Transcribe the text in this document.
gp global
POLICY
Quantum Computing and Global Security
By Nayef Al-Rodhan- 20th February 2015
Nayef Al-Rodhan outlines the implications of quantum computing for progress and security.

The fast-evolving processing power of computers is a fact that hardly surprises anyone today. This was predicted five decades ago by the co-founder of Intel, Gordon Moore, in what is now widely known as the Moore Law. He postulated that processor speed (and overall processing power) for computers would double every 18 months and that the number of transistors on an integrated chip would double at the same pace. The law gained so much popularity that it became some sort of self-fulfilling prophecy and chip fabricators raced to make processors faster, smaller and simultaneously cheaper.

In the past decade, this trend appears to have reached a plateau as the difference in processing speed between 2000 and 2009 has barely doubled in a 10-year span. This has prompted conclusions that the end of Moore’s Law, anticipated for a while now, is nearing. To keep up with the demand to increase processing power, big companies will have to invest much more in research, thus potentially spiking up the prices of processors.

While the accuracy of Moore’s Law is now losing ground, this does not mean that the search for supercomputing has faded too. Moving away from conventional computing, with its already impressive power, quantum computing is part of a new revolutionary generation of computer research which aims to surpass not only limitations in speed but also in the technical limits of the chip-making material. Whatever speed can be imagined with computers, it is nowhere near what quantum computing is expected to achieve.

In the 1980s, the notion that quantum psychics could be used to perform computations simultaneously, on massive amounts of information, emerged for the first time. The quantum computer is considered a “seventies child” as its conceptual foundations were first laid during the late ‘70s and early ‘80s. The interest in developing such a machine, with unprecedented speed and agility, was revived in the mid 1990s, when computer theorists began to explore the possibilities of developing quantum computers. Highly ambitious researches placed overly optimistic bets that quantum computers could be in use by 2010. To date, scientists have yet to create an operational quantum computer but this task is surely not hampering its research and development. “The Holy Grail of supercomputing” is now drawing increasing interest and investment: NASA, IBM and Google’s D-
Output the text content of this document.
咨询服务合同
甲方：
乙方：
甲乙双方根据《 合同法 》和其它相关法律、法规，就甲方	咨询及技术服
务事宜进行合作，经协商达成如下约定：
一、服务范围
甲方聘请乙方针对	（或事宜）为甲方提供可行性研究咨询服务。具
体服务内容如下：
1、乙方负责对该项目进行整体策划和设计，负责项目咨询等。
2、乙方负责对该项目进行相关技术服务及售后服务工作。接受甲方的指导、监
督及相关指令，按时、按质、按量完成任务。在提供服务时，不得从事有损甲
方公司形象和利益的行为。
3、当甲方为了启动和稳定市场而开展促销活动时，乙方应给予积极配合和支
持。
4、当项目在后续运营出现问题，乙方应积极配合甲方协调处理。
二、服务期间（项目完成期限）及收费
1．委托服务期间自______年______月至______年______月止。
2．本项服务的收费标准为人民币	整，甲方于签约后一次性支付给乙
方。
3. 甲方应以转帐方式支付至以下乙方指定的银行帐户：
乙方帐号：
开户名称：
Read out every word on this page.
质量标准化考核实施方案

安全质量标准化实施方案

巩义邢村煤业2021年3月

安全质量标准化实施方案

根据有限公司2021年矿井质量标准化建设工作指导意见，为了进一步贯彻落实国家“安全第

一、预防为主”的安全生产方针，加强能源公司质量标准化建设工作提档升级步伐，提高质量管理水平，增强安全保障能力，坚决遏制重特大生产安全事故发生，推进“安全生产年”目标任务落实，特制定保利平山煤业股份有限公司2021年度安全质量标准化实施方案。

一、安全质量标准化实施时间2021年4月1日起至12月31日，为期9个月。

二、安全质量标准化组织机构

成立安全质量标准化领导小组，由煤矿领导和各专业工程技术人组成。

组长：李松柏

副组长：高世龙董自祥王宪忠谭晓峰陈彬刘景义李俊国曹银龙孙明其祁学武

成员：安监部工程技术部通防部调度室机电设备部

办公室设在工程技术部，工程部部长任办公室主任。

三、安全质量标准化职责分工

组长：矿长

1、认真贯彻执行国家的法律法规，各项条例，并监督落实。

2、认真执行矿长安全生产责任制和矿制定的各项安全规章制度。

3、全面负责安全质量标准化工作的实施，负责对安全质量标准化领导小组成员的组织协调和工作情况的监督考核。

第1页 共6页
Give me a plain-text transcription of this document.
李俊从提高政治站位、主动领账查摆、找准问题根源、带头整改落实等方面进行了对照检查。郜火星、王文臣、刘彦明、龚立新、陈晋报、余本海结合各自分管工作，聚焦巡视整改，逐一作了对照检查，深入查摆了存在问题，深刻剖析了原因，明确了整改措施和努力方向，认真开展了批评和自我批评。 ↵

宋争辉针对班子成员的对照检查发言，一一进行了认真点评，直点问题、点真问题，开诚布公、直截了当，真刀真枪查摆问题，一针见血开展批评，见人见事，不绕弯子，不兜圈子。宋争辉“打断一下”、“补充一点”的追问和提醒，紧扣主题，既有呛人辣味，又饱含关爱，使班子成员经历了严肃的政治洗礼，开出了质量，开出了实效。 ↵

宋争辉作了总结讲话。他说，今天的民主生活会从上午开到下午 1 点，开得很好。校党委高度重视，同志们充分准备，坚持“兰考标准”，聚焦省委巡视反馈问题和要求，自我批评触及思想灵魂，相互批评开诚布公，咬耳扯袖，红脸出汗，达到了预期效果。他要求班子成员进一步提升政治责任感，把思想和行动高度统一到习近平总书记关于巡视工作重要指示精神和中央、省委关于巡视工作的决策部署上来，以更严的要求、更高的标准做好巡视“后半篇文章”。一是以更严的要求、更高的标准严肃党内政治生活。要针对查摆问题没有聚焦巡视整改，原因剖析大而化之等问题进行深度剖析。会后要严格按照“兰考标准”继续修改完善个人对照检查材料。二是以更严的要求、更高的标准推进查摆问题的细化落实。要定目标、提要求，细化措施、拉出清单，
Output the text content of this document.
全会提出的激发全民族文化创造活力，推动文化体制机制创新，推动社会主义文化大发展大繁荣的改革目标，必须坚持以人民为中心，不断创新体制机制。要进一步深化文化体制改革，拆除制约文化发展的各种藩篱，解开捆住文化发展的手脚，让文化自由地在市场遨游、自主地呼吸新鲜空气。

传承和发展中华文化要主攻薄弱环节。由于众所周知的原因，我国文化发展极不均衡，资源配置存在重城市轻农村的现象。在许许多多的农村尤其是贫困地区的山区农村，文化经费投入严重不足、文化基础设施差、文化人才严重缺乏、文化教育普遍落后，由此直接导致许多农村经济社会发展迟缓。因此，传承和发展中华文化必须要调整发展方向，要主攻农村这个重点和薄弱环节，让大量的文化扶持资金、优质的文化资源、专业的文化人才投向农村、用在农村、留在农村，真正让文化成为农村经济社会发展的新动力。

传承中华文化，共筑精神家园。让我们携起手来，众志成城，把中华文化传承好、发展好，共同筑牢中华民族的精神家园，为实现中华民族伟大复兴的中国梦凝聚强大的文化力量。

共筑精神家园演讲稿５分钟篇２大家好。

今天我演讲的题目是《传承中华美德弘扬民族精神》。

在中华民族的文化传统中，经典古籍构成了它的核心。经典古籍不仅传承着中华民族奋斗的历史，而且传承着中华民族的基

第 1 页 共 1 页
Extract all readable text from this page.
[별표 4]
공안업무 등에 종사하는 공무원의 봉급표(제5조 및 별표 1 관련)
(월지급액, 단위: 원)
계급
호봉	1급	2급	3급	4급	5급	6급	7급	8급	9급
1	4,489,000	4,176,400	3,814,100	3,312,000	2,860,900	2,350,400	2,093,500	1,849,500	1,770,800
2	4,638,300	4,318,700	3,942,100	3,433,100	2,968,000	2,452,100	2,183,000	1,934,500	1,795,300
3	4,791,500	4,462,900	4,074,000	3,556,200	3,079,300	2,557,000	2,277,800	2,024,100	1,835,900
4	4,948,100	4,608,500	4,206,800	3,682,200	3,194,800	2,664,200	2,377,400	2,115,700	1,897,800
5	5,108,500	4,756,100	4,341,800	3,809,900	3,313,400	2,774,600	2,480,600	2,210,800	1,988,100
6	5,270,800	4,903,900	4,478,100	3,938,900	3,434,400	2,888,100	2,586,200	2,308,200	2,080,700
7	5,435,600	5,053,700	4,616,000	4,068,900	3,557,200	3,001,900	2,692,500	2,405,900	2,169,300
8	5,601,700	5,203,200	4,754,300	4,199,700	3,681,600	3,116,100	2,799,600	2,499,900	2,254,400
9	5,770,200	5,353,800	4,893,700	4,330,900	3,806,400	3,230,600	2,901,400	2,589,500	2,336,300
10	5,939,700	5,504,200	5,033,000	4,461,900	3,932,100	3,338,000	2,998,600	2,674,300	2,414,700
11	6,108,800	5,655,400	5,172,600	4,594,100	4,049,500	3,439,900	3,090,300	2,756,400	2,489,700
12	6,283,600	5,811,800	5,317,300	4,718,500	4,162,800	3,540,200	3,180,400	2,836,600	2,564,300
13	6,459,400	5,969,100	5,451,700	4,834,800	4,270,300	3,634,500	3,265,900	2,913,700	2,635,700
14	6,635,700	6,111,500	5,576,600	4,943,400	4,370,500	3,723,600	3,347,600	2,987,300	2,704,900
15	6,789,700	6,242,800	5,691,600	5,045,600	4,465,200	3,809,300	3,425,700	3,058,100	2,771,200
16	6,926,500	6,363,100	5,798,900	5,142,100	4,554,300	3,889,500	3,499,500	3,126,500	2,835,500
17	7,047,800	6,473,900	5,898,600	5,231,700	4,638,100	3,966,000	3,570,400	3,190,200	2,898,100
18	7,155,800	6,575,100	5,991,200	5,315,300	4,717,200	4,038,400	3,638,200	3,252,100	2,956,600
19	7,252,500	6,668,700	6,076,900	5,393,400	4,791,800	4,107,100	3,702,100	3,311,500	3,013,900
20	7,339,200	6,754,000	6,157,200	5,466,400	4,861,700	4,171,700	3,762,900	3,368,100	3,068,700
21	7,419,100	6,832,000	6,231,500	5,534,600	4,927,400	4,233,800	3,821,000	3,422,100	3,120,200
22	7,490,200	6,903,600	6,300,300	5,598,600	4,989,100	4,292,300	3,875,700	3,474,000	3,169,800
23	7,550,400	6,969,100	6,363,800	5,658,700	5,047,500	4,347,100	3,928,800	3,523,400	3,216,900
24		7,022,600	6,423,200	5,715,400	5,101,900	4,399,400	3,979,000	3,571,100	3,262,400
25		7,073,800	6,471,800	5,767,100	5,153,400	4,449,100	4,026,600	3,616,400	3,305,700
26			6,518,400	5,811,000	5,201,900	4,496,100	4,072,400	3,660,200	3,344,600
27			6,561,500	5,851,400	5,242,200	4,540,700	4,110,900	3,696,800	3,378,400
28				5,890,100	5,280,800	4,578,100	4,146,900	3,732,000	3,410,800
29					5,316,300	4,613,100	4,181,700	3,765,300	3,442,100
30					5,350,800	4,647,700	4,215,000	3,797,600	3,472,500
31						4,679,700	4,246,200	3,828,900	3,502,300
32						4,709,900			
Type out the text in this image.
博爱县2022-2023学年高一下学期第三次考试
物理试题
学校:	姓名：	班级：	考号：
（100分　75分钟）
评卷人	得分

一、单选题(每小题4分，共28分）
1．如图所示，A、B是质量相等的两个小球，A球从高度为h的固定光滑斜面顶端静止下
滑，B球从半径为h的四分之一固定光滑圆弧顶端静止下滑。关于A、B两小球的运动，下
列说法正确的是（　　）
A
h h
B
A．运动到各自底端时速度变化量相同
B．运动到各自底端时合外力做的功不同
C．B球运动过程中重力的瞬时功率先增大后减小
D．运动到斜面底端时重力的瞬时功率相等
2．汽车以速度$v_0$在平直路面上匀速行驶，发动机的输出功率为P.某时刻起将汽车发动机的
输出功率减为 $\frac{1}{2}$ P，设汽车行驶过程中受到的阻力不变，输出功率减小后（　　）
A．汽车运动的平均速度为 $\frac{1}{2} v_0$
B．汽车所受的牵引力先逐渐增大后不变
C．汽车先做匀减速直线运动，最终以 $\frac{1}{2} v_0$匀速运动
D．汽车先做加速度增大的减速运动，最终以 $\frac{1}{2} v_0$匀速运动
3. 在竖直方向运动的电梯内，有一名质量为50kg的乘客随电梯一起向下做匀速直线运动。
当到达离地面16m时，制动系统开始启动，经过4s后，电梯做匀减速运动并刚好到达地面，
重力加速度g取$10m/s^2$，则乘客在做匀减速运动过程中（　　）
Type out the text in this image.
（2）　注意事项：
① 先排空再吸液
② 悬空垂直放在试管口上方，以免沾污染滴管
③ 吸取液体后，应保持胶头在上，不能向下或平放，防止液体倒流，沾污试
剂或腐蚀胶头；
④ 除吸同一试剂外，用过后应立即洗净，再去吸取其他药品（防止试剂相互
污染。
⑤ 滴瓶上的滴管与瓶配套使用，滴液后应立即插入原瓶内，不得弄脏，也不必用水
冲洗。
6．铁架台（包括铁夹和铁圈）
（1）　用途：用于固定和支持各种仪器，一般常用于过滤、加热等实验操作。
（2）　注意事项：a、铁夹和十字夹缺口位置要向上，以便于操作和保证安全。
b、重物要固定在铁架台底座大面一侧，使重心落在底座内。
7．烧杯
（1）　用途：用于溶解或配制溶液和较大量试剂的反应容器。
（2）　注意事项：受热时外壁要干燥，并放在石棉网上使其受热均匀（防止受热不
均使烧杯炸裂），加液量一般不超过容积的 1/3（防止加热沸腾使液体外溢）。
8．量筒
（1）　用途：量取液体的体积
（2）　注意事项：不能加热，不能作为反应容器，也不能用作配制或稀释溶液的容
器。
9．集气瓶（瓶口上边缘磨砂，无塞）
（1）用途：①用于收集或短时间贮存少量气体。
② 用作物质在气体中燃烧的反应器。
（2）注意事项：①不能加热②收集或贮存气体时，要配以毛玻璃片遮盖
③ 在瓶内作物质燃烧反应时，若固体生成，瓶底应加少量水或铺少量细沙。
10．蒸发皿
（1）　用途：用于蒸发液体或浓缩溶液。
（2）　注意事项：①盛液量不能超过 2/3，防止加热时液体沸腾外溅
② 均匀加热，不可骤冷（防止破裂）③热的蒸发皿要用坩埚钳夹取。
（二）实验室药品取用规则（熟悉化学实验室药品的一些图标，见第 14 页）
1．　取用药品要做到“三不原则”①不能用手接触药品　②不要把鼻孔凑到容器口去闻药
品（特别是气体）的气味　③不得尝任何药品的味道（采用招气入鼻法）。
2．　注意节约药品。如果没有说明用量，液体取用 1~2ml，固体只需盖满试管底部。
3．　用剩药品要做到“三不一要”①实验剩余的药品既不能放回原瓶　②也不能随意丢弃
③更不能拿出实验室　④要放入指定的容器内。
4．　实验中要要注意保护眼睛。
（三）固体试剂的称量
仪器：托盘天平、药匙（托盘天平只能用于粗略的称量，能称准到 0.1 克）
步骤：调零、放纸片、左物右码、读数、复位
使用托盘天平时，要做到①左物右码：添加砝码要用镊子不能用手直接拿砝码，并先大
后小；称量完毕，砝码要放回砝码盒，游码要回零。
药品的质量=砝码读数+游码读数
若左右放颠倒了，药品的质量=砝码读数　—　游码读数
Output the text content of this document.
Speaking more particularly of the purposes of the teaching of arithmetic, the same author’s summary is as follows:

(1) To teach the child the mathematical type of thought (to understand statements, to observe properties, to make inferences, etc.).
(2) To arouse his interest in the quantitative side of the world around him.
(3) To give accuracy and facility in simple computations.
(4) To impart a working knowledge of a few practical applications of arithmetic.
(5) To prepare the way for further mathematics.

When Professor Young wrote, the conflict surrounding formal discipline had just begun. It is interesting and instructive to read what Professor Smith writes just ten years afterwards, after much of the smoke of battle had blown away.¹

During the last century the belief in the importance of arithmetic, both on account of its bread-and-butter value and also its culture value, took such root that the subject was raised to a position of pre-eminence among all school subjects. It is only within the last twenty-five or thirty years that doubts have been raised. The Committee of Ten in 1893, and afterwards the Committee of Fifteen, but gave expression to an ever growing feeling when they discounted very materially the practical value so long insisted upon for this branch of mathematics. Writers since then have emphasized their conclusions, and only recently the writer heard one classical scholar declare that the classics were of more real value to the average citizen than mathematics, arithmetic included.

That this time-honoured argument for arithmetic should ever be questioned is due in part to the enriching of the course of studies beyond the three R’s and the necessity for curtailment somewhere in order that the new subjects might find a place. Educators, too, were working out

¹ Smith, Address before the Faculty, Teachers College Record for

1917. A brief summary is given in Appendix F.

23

TASK DESCRIPTION: Pull out every line of the entries that includes the word "accuracy".

WORKED SOLUTION:
While the accuracy of Moore’s Law is now losing ground, this does not mean that the search for supercomputing has faded too. Moving away from conventional computing, with its already impressive power, quantum computing is part of a new revolutionary generation of computer research which aims to surpass not only limitations in speed but also in the technical limits of the chip-making material. Whatever speed can be imagined with computers, it is nowhere near what quantum computing is expected to achieve.
(3) To give accuracy and facility in simple computations.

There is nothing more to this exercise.